RECORD SET:

☆ ☆ ☆ ☆ ☆

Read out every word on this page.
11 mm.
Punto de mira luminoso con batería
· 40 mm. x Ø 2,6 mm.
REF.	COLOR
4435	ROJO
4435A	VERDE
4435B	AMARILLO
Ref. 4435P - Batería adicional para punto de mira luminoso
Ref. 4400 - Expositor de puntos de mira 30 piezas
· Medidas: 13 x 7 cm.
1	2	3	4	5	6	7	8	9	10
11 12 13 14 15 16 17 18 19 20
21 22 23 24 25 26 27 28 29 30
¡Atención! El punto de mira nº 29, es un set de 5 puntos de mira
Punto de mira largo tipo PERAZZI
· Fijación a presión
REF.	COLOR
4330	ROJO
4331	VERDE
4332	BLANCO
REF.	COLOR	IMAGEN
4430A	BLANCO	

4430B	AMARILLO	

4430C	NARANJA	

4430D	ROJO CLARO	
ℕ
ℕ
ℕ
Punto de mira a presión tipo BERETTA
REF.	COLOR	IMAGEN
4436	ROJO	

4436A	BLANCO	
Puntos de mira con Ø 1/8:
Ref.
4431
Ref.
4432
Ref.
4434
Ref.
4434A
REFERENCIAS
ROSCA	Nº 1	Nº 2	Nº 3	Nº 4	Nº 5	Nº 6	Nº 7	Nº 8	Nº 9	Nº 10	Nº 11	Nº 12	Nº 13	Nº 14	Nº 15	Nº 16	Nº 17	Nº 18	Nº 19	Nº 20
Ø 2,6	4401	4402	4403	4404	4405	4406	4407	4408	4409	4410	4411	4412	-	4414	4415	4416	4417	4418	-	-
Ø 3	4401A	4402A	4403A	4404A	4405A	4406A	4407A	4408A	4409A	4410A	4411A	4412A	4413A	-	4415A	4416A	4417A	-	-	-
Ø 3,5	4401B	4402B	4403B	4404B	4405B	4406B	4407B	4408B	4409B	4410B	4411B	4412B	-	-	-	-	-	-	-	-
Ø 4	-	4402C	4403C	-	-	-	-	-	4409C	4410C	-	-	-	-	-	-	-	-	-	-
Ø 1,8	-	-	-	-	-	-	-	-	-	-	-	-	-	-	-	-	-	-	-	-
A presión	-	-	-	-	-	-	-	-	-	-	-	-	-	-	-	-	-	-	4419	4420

☆ ☆ ☆ ☆ ☆

WRITTEN PROBLEM: Look through the data above. Copy every line with the string "luminoso" in it.

WORKED SOLUTION:
Punto de mira luminoso con batería
Ref. 4435P - Batería adicional para punto de mira luminoso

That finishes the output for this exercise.